### WHAT YOU NEED TO DO
Below is a listing to write out in full, exactly as given, without its pictures.

─── SUPPLIED RECORDS ───

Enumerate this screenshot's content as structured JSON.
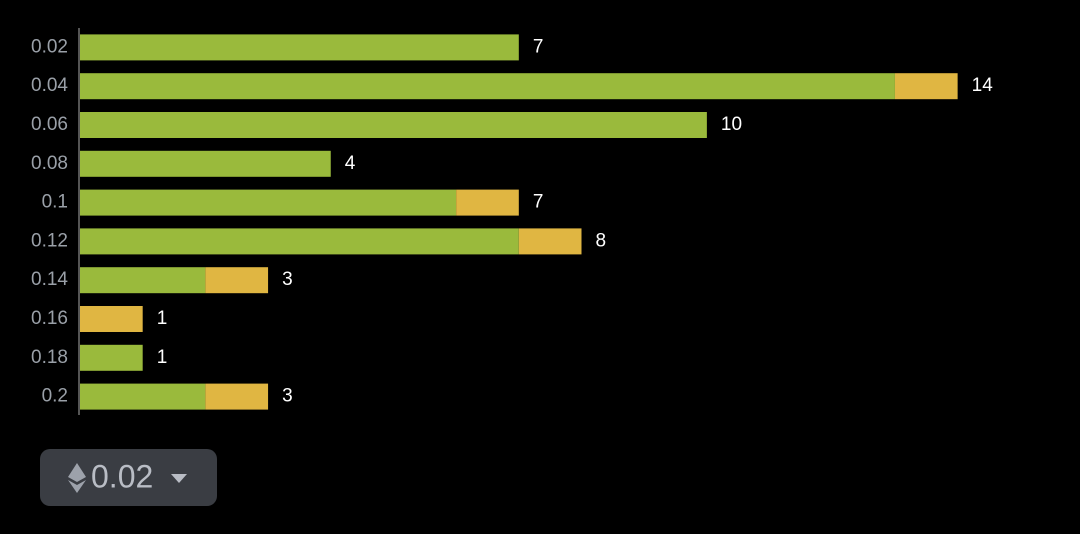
{
  "chart_data": {
    "type": "stacked-barh",
    "categories": [
      "0.02",
      "0.04",
      "0.06",
      "0.08",
      "0.1",
      "0.12",
      "0.14",
      "0.16",
      "0.18",
      "0.2"
    ],
    "series": [
      {
        "color": "#9aba3c",
        "values": [
          7,
          13,
          10,
          4,
          6,
          7,
          2,
          0,
          1,
          2
        ]
      },
      {
        "color": "#e0b642",
        "values": [
          0,
          1,
          0,
          0,
          1,
          1,
          1,
          1,
          0,
          1
        ]
      }
    ],
    "totals": [
      7,
      14,
      10,
      4,
      7,
      8,
      3,
      1,
      1,
      3
    ],
    "xlim": [
      0,
      16
    ]
  },
  "selector": {
    "label": "0.02"
  }
}
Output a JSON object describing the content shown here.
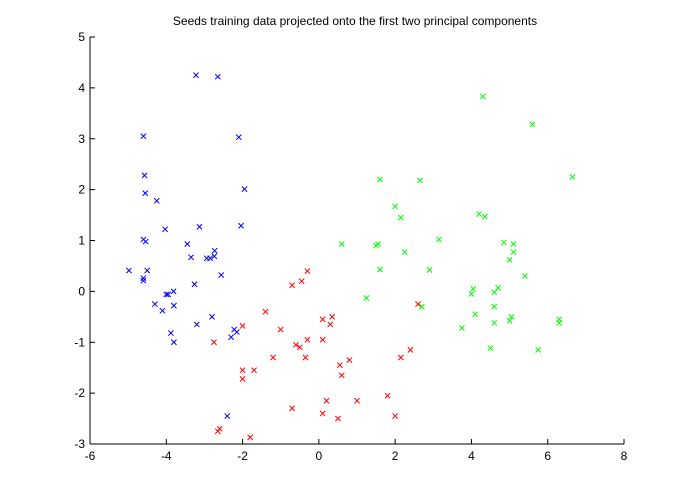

───

### COMPLETED TASK
Enumerate this screenshot's content as structured JSON.
{
  "chart_data": {
    "type": "stacked-barh",
    "categories": [
      "0.02",
      "0.04",
      "0.06",
      "0.08",
      "0.1",
      "0.12",
      "0.14",
      "0.16",
      "0.18",
      "0.2"
    ],
    "series": [
      {
        "color": "#9aba3c",
        "values": [
          7,
          13,
          10,
          4,
          6,
          7,
          2,
          0,
          1,
          2
        ]
      },
      {
        "color": "#e0b642",
        "values": [
          0,
          1,
          0,
          0,
          1,
          1,
          1,
          1,
          0,
          1
        ]
      }
    ],
    "totals": [
      7,
      14,
      10,
      4,
      7,
      8,
      3,
      1,
      1,
      3
    ],
    "xlim": [
      0,
      16
    ]
  },
  "selector": {
    "label": "0.02"
  }
}
Output a JSON object describing the content shown here.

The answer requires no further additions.